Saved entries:
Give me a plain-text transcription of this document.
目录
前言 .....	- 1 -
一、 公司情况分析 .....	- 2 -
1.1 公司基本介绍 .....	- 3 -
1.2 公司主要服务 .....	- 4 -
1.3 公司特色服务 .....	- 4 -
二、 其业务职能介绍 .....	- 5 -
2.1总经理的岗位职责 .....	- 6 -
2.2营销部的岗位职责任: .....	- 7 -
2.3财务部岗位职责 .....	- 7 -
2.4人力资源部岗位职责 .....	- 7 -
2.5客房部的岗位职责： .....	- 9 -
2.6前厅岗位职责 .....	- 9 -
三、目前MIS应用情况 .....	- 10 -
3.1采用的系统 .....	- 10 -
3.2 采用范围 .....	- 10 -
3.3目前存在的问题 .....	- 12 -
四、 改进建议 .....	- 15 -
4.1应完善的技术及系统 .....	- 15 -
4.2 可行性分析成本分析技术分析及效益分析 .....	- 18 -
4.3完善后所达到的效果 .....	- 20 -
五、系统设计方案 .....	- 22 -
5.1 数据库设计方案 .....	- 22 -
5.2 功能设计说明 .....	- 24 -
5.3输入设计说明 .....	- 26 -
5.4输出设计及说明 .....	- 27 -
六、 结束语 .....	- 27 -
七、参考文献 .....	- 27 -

STATED EXERCISE: Extract the complete set of records unchanged.

SOLUTION:
Give me a plain-text transcription of this document.
目录
前言 .....	- 1 -
一、 公司情况分析 .....	- 2 -
1.1 公司基本介绍 .....	- 3 -
1.2 公司主要服务 .....	- 4 -
1.3 公司特色服务 .....	- 4 -
二、 其业务职能介绍 .....	- 5 -
2.1总经理的岗位职责 .....	- 6 -
2.2营销部的岗位职责任: .....	- 7 -
2.3财务部岗位职责 .....	- 7 -
2.4人力资源部岗位职责 .....	- 7 -
2.5客房部的岗位职责： .....	- 9 -
2.6前厅岗位职责 .....	- 9 -
三、目前MIS应用情况 .....	- 10 -
3.1采用的系统 .....	- 10 -
3.2 采用范围 .....	- 10 -
3.3目前存在的问题 .....	- 12 -
四、 改进建议 .....	- 15 -
4.1应完善的技术及系统 .....	- 15 -
4.2 可行性分析成本分析技术分析及效益分析 .....	- 18 -
4.3完善后所达到的效果 .....	- 20 -
五、系统设计方案 .....	- 22 -
5.1 数据库设计方案 .....	- 22 -
5.2 功能设计说明 .....	- 24 -
5.3输入设计说明 .....	- 26 -
5.4输出设计及说明 .....	- 27 -
六、 结束语 .....	- 27 -
七、参考文献 .....	- 27 -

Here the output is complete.